▸ What to produce
Determine how many lines below hold the string "effects". Reply with the number alone.
[Opening Provided entries section]
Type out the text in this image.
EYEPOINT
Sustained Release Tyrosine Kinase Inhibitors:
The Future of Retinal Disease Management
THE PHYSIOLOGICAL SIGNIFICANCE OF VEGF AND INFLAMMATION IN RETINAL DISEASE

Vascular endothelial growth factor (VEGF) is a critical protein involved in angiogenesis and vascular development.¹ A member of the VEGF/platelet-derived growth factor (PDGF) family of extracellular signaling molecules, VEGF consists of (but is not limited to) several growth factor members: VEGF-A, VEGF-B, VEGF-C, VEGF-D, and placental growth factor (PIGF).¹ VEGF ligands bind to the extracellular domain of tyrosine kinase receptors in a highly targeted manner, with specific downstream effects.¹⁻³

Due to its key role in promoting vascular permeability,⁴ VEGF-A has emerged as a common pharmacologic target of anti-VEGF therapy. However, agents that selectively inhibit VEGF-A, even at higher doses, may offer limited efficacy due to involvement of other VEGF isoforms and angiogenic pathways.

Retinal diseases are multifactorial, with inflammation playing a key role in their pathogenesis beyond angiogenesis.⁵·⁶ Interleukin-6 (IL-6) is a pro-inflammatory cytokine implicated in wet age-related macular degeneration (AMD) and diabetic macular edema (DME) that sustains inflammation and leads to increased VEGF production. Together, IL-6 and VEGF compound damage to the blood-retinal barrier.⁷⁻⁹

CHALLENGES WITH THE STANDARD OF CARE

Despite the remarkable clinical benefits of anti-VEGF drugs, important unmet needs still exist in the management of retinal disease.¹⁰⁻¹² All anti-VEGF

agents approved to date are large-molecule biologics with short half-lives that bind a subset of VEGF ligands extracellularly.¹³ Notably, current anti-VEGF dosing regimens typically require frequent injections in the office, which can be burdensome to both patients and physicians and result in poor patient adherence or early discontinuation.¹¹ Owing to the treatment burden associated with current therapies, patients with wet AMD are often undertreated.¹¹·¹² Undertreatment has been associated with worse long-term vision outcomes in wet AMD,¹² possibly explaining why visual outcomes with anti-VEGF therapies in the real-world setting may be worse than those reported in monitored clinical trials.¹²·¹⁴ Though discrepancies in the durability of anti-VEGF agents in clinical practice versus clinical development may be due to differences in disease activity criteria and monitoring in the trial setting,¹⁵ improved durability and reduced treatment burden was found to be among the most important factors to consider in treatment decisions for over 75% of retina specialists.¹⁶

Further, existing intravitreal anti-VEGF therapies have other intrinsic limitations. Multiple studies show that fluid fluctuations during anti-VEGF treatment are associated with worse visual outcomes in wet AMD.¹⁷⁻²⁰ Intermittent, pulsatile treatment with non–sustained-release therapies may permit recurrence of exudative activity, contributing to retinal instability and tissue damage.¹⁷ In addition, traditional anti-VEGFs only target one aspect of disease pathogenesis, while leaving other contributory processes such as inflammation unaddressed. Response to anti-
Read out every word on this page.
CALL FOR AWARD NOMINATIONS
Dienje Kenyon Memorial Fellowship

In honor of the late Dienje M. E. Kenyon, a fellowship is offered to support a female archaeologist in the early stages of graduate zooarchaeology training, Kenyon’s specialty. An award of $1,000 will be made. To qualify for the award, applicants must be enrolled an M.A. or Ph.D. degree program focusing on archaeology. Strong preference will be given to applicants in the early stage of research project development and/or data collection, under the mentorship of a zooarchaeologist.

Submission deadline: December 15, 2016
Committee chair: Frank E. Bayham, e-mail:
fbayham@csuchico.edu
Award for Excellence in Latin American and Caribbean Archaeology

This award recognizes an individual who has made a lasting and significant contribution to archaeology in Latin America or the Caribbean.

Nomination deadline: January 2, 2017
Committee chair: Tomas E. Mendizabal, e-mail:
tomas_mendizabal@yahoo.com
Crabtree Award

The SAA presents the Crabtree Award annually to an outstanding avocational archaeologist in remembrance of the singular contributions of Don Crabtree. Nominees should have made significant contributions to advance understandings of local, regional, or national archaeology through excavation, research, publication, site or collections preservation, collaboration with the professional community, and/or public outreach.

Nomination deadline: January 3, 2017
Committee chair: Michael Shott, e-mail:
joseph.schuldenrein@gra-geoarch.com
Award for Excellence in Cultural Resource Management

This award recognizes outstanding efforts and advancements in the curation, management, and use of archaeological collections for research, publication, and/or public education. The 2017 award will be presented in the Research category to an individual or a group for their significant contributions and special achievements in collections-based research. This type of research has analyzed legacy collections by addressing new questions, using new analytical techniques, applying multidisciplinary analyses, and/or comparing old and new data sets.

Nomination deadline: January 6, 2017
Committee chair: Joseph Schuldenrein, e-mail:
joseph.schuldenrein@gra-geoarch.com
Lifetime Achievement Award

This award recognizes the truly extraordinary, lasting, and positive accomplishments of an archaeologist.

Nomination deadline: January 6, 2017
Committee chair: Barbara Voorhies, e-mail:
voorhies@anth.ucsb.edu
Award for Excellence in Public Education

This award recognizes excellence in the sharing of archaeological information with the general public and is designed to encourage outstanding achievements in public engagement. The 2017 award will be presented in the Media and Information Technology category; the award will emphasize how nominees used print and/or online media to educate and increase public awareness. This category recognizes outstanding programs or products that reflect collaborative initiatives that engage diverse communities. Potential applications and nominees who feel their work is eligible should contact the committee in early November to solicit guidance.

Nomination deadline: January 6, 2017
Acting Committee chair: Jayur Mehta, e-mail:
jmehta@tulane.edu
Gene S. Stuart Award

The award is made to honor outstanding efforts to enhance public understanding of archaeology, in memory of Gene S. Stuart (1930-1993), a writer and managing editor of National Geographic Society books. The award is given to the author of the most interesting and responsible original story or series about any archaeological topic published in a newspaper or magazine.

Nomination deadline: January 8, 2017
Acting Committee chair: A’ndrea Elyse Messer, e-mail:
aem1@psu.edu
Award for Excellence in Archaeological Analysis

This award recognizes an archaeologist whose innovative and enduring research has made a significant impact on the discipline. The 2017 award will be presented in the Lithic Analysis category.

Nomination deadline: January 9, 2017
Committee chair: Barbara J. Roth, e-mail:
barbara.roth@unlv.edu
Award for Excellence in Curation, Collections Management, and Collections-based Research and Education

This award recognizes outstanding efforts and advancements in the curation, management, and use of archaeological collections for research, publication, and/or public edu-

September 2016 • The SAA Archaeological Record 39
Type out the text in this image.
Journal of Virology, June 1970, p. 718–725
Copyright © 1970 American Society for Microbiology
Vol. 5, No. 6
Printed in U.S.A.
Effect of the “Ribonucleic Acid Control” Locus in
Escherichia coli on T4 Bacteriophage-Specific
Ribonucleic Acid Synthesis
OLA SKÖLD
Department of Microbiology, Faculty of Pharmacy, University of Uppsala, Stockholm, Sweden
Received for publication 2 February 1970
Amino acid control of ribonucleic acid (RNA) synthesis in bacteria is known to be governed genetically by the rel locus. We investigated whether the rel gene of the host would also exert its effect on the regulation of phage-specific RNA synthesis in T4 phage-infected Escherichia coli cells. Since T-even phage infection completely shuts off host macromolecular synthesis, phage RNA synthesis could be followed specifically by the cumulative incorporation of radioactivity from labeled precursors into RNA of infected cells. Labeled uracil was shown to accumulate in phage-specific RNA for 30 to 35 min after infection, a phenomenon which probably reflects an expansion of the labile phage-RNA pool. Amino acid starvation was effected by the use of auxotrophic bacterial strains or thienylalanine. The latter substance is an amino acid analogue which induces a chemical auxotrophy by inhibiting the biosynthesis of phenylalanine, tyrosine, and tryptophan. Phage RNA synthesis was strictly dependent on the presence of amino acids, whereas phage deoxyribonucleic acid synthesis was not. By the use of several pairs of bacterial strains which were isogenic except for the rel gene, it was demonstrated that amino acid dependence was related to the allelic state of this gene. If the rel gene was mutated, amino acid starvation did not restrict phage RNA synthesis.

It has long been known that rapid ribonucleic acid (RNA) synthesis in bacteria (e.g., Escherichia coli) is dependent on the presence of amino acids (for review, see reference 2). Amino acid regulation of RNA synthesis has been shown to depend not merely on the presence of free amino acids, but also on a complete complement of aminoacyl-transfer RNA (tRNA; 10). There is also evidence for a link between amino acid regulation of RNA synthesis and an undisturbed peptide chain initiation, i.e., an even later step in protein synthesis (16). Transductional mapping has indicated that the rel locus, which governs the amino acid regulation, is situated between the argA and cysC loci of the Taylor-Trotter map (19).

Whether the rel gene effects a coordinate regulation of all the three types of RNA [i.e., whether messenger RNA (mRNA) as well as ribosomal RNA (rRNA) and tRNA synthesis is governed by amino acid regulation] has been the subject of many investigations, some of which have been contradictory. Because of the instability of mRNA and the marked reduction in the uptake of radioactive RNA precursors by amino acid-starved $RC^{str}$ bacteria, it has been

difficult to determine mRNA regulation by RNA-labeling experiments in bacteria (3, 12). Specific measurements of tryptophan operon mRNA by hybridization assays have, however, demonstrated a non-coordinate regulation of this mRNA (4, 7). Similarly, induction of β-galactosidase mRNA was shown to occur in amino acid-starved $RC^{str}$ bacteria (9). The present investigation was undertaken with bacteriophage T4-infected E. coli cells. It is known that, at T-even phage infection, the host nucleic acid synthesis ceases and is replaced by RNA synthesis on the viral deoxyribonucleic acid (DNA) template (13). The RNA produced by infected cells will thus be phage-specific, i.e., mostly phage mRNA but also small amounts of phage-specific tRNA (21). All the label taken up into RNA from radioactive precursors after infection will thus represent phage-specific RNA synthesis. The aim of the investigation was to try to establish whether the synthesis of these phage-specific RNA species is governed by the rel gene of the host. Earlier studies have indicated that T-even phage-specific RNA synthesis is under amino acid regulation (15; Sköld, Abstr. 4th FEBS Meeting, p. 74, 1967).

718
[Closing Provided entries section]
▸ Solution to the exercise
2